* The task:
Restate the records that follow word for word; no pictures should appear.

* Input rows:
== == ==

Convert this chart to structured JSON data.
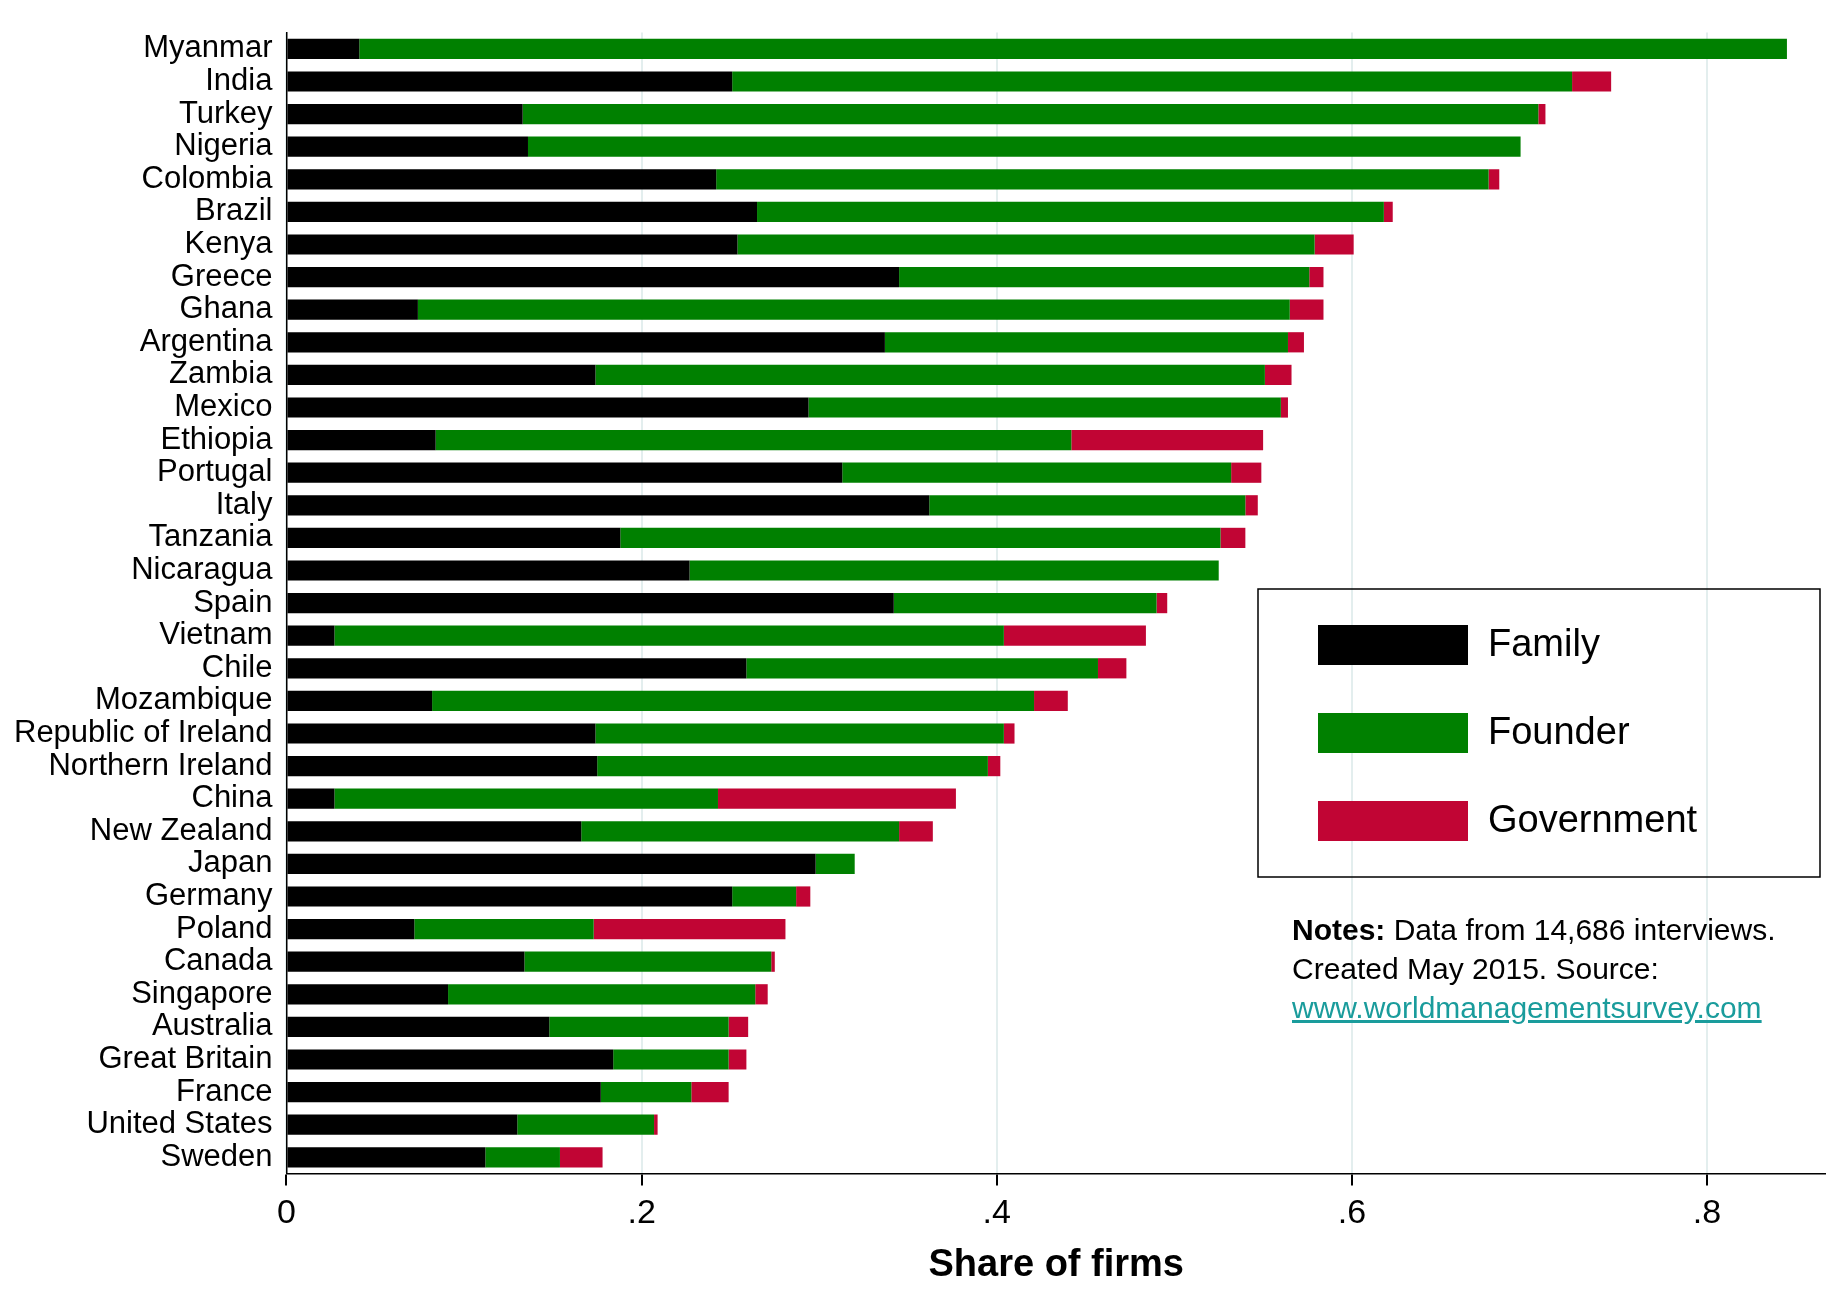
{
  "chart_data": {
    "type": "bar",
    "orientation": "horizontal",
    "stacked": true,
    "xlabel": "Share of firms",
    "categories": [
      "Myanmar",
      "India",
      "Turkey",
      "Nigeria",
      "Colombia",
      "Brazil",
      "Kenya",
      "Greece",
      "Ghana",
      "Argentina",
      "Zambia",
      "Mexico",
      "Ethiopia",
      "Portugal",
      "Italy",
      "Tanzania",
      "Nicaragua",
      "Spain",
      "Vietnam",
      "Chile",
      "Mozambique",
      "Republic of Ireland",
      "Northern Ireland",
      "China",
      "New Zealand",
      "Japan",
      "Germany",
      "Poland",
      "Canada",
      "Singapore",
      "Australia",
      "Great Britain",
      "France",
      "United States",
      "Sweden"
    ],
    "series": [
      {
        "name": "Family",
        "color": "#000000",
        "values": [
          0.041,
          0.251,
          0.133,
          0.136,
          0.242,
          0.265,
          0.254,
          0.345,
          0.074,
          0.337,
          0.174,
          0.294,
          0.084,
          0.313,
          0.362,
          0.188,
          0.227,
          0.342,
          0.027,
          0.259,
          0.082,
          0.174,
          0.175,
          0.027,
          0.166,
          0.298,
          0.251,
          0.072,
          0.134,
          0.091,
          0.148,
          0.184,
          0.177,
          0.13,
          0.112
        ]
      },
      {
        "name": "Founder",
        "color": "#008000",
        "values": [
          0.804,
          0.473,
          0.572,
          0.559,
          0.435,
          0.353,
          0.325,
          0.231,
          0.491,
          0.227,
          0.377,
          0.266,
          0.358,
          0.219,
          0.178,
          0.338,
          0.298,
          0.148,
          0.377,
          0.198,
          0.339,
          0.23,
          0.22,
          0.216,
          0.179,
          0.022,
          0.036,
          0.101,
          0.139,
          0.173,
          0.101,
          0.065,
          0.051,
          0.077,
          0.042
        ]
      },
      {
        "name": "Government",
        "color": "#c10534",
        "values": [
          0,
          0.022,
          0.004,
          0,
          0.006,
          0.005,
          0.022,
          0.008,
          0.019,
          0.009,
          0.015,
          0.004,
          0.108,
          0.017,
          0.007,
          0.014,
          0,
          0.006,
          0.08,
          0.016,
          0.019,
          0.006,
          0.007,
          0.134,
          0.019,
          0,
          0.008,
          0.108,
          0.002,
          0.007,
          0.011,
          0.01,
          0.021,
          0.002,
          0.024
        ]
      }
    ],
    "xlim": [
      0,
      0.867
    ],
    "xticks": [
      0,
      {
        "value": 0.2,
        "label": ".2"
      },
      {
        "value": 0.4,
        "label": ".4"
      },
      {
        "value": 0.6,
        "label": ".6"
      },
      {
        "value": 0.8,
        "label": ".8"
      }
    ],
    "grid": "x",
    "legend": "right",
    "annotations": [
      "Notes: Data from 14,686 interviews. Created May 2015. Source:",
      "www.worldmanagementsurvey.com"
    ]
  }
}
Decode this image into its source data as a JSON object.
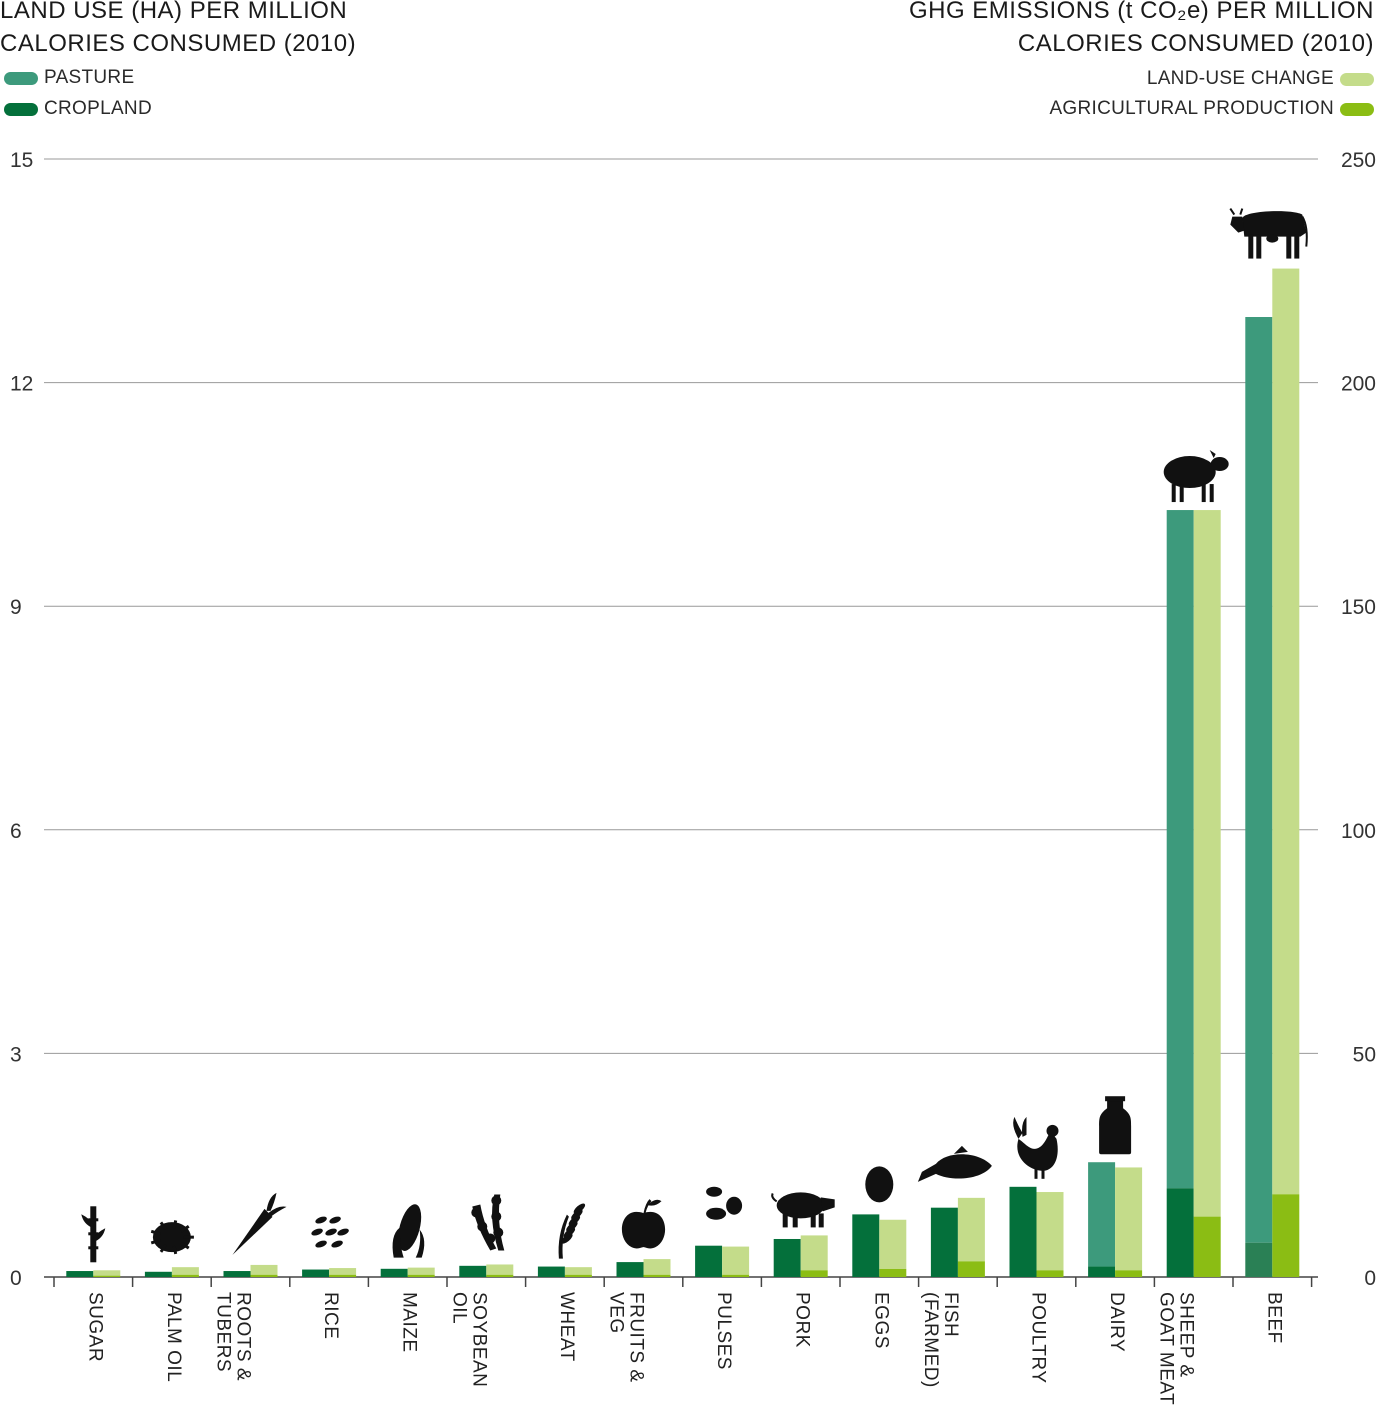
{
  "titles": {
    "left": [
      "LAND USE (HA) PER MILLION",
      "CALORIES CONSUMED (2010)"
    ],
    "right": [
      "GHG EMISSIONS (t CO₂e) PER MILLION",
      "CALORIES CONSUMED (2010)"
    ]
  },
  "legend": {
    "pasture": "PASTURE",
    "cropland": "CROPLAND",
    "land_use_change": "LAND-USE CHANGE",
    "agricultural_production": "AGRICULTURAL PRODUCTION"
  },
  "colors": {
    "pasture": "#3d9a7c",
    "cropland": "#04703b",
    "land_use_change": "#c4dc8a",
    "agricultural_production": "#8bbd14",
    "beef_cropland": "#2a8055",
    "grid": "#999999",
    "text": "#1a1a1a"
  },
  "chart_data": {
    "type": "bar",
    "categories": [
      "SUGAR",
      "PALM OIL",
      "ROOTS & TUBERS",
      "RICE",
      "MAIZE",
      "SOYBEAN OIL",
      "WHEAT",
      "FRUITS & VEG",
      "PULSES",
      "PORK",
      "EGGS",
      "FISH (FARMED)",
      "POULTRY",
      "DAIRY",
      "SHEEP & GOAT MEAT",
      "BEEF"
    ],
    "category_lines": [
      [
        "SUGAR"
      ],
      [
        "PALM OIL"
      ],
      [
        "ROOTS &",
        "TUBERS"
      ],
      [
        "RICE"
      ],
      [
        "MAIZE"
      ],
      [
        "SOYBEAN",
        "OIL"
      ],
      [
        "WHEAT"
      ],
      [
        "FRUITS &",
        "VEG"
      ],
      [
        "PULSES"
      ],
      [
        "PORK"
      ],
      [
        "EGGS"
      ],
      [
        "FISH",
        "(FARMED)"
      ],
      [
        "POULTRY"
      ],
      [
        "DAIRY"
      ],
      [
        "SHEEP &",
        "GOAT MEAT"
      ],
      [
        "BEEF"
      ]
    ],
    "icons": [
      "sugarcane-icon",
      "palm-fruit-icon",
      "carrot-icon",
      "rice-icon",
      "corn-icon",
      "soybean-icon",
      "wheat-icon",
      "apple-icon",
      "beans-icon",
      "pig-icon",
      "egg-icon",
      "fish-icon",
      "chicken-icon",
      "milk-bottle-icon",
      "sheep-icon",
      "cow-icon"
    ],
    "left_axis": {
      "label": "LAND USE (HA) PER MILLION CALORIES CONSUMED (2010)",
      "ylim": [
        0,
        15
      ],
      "ticks": [
        0,
        3,
        6,
        9,
        12,
        15
      ]
    },
    "right_axis": {
      "label": "GHG EMISSIONS (t CO2e) PER MILLION CALORIES CONSUMED (2010)",
      "ylim": [
        0,
        250
      ],
      "ticks": [
        0,
        50,
        100,
        150,
        200,
        250
      ]
    },
    "grid": true,
    "land_use_series": [
      {
        "name": "CROPLAND",
        "values": [
          0.08,
          0.07,
          0.08,
          0.1,
          0.11,
          0.15,
          0.14,
          0.2,
          0.42,
          0.51,
          0.84,
          0.93,
          1.21,
          0.14,
          1.19,
          0.46
        ]
      },
      {
        "name": "PASTURE",
        "values": [
          0,
          0,
          0,
          0,
          0,
          0,
          0,
          0,
          0,
          0,
          0,
          0,
          0,
          1.4,
          9.1,
          12.42
        ]
      }
    ],
    "ghg_series": [
      {
        "name": "AGRICULTURAL PRODUCTION",
        "values": [
          0.3,
          0.5,
          0.5,
          0.5,
          0.5,
          0.5,
          0.5,
          0.5,
          0.5,
          1.5,
          1.8,
          3.5,
          1.5,
          1.5,
          13.5,
          18.5
        ]
      },
      {
        "name": "LAND-USE CHANGE",
        "values": [
          1.2,
          1.7,
          2.2,
          1.5,
          1.6,
          2.3,
          1.7,
          3.5,
          6.3,
          7.8,
          11.0,
          14.2,
          17.5,
          23.0,
          158.0,
          207.0
        ]
      }
    ]
  }
}
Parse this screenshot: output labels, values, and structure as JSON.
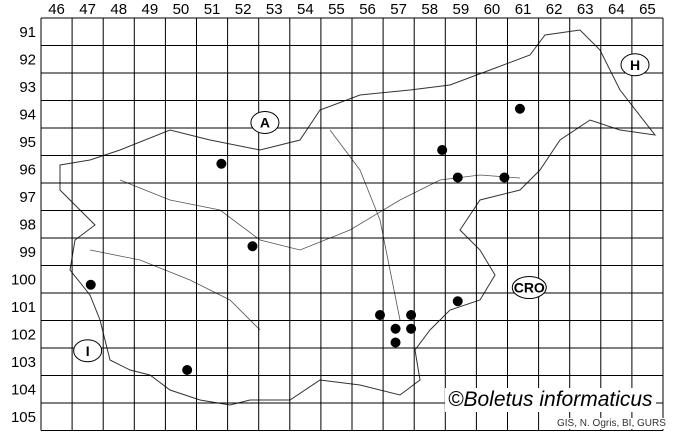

== == ==

* Output of the task:
Convert this chart to structured JSON data.
{
  "chart_data": {
    "type": "bar",
    "orientation": "horizontal",
    "stacked": true,
    "xlabel": "Share of firms",
    "categories": [
      "Myanmar",
      "India",
      "Turkey",
      "Nigeria",
      "Colombia",
      "Brazil",
      "Kenya",
      "Greece",
      "Ghana",
      "Argentina",
      "Zambia",
      "Mexico",
      "Ethiopia",
      "Portugal",
      "Italy",
      "Tanzania",
      "Nicaragua",
      "Spain",
      "Vietnam",
      "Chile",
      "Mozambique",
      "Republic of Ireland",
      "Northern Ireland",
      "China",
      "New Zealand",
      "Japan",
      "Germany",
      "Poland",
      "Canada",
      "Singapore",
      "Australia",
      "Great Britain",
      "France",
      "United States",
      "Sweden"
    ],
    "series": [
      {
        "name": "Family",
        "color": "#000000",
        "values": [
          0.041,
          0.251,
          0.133,
          0.136,
          0.242,
          0.265,
          0.254,
          0.345,
          0.074,
          0.337,
          0.174,
          0.294,
          0.084,
          0.313,
          0.362,
          0.188,
          0.227,
          0.342,
          0.027,
          0.259,
          0.082,
          0.174,
          0.175,
          0.027,
          0.166,
          0.298,
          0.251,
          0.072,
          0.134,
          0.091,
          0.148,
          0.184,
          0.177,
          0.13,
          0.112
        ]
      },
      {
        "name": "Founder",
        "color": "#008000",
        "values": [
          0.804,
          0.473,
          0.572,
          0.559,
          0.435,
          0.353,
          0.325,
          0.231,
          0.491,
          0.227,
          0.377,
          0.266,
          0.358,
          0.219,
          0.178,
          0.338,
          0.298,
          0.148,
          0.377,
          0.198,
          0.339,
          0.23,
          0.22,
          0.216,
          0.179,
          0.022,
          0.036,
          0.101,
          0.139,
          0.173,
          0.101,
          0.065,
          0.051,
          0.077,
          0.042
        ]
      },
      {
        "name": "Government",
        "color": "#c10534",
        "values": [
          0,
          0.022,
          0.004,
          0,
          0.006,
          0.005,
          0.022,
          0.008,
          0.019,
          0.009,
          0.015,
          0.004,
          0.108,
          0.017,
          0.007,
          0.014,
          0,
          0.006,
          0.08,
          0.016,
          0.019,
          0.006,
          0.007,
          0.134,
          0.019,
          0,
          0.008,
          0.108,
          0.002,
          0.007,
          0.011,
          0.01,
          0.021,
          0.002,
          0.024
        ]
      }
    ],
    "xlim": [
      0,
      0.867
    ],
    "xticks": [
      0,
      {
        "value": 0.2,
        "label": ".2"
      },
      {
        "value": 0.4,
        "label": ".4"
      },
      {
        "value": 0.6,
        "label": ".6"
      },
      {
        "value": 0.8,
        "label": ".8"
      }
    ],
    "grid": "x",
    "legend": "right",
    "annotations": [
      "Notes: Data from 14,686 interviews. Created May 2015. Source:",
      "www.worldmanagementsurvey.com"
    ]
  }
}
Decode this image into its source data as a JSON object.
{
  "titles": {
    "left": [
      "LAND USE (HA) PER MILLION",
      "CALORIES CONSUMED (2010)"
    ],
    "right": [
      "GHG EMISSIONS (t CO₂e) PER MILLION",
      "CALORIES CONSUMED (2010)"
    ]
  },
  "legend": {
    "pasture": "PASTURE",
    "cropland": "CROPLAND",
    "land_use_change": "LAND-USE CHANGE",
    "agricultural_production": "AGRICULTURAL PRODUCTION"
  },
  "colors": {
    "pasture": "#3d9a7c",
    "cropland": "#04703b",
    "land_use_change": "#c4dc8a",
    "agricultural_production": "#8bbd14",
    "beef_cropland": "#2a8055",
    "grid": "#999999",
    "text": "#1a1a1a"
  },
  "chart_data": {
    "type": "bar",
    "categories": [
      "SUGAR",
      "PALM OIL",
      "ROOTS & TUBERS",
      "RICE",
      "MAIZE",
      "SOYBEAN OIL",
      "WHEAT",
      "FRUITS & VEG",
      "PULSES",
      "PORK",
      "EGGS",
      "FISH (FARMED)",
      "POULTRY",
      "DAIRY",
      "SHEEP & GOAT MEAT",
      "BEEF"
    ],
    "category_lines": [
      [
        "SUGAR"
      ],
      [
        "PALM OIL"
      ],
      [
        "ROOTS &",
        "TUBERS"
      ],
      [
        "RICE"
      ],
      [
        "MAIZE"
      ],
      [
        "SOYBEAN",
        "OIL"
      ],
      [
        "WHEAT"
      ],
      [
        "FRUITS &",
        "VEG"
      ],
      [
        "PULSES"
      ],
      [
        "PORK"
      ],
      [
        "EGGS"
      ],
      [
        "FISH",
        "(FARMED)"
      ],
      [
        "POULTRY"
      ],
      [
        "DAIRY"
      ],
      [
        "SHEEP &",
        "GOAT MEAT"
      ],
      [
        "BEEF"
      ]
    ],
    "icons": [
      "sugarcane-icon",
      "palm-fruit-icon",
      "carrot-icon",
      "rice-icon",
      "corn-icon",
      "soybean-icon",
      "wheat-icon",
      "apple-icon",
      "beans-icon",
      "pig-icon",
      "egg-icon",
      "fish-icon",
      "chicken-icon",
      "milk-bottle-icon",
      "sheep-icon",
      "cow-icon"
    ],
    "left_axis": {
      "label": "LAND USE (HA) PER MILLION CALORIES CONSUMED (2010)",
      "ylim": [
        0,
        15
      ],
      "ticks": [
        0,
        3,
        6,
        9,
        12,
        15
      ]
    },
    "right_axis": {
      "label": "GHG EMISSIONS (t CO2e) PER MILLION CALORIES CONSUMED (2010)",
      "ylim": [
        0,
        250
      ],
      "ticks": [
        0,
        50,
        100,
        150,
        200,
        250
      ]
    },
    "grid": true,
    "land_use_series": [
      {
        "name": "CROPLAND",
        "values": [
          0.08,
          0.07,
          0.08,
          0.1,
          0.11,
          0.15,
          0.14,
          0.2,
          0.42,
          0.51,
          0.84,
          0.93,
          1.21,
          0.14,
          1.19,
          0.46
        ]
      },
      {
        "name": "PASTURE",
        "values": [
          0,
          0,
          0,
          0,
          0,
          0,
          0,
          0,
          0,
          0,
          0,
          0,
          0,
          1.4,
          9.1,
          12.42
        ]
      }
    ],
    "ghg_series": [
      {
        "name": "AGRICULTURAL PRODUCTION",
        "values": [
          0.3,
          0.5,
          0.5,
          0.5,
          0.5,
          0.5,
          0.5,
          0.5,
          0.5,
          1.5,
          1.8,
          3.5,
          1.5,
          1.5,
          13.5,
          18.5
        ]
      },
      {
        "name": "LAND-USE CHANGE",
        "values": [
          1.2,
          1.7,
          2.2,
          1.5,
          1.6,
          2.3,
          1.7,
          3.5,
          6.3,
          7.8,
          11.0,
          14.2,
          17.5,
          23.0,
          158.0,
          207.0
        ]
      }
    ]
  }
}
Parse this screenshot: output labels, values, and structure as JSON.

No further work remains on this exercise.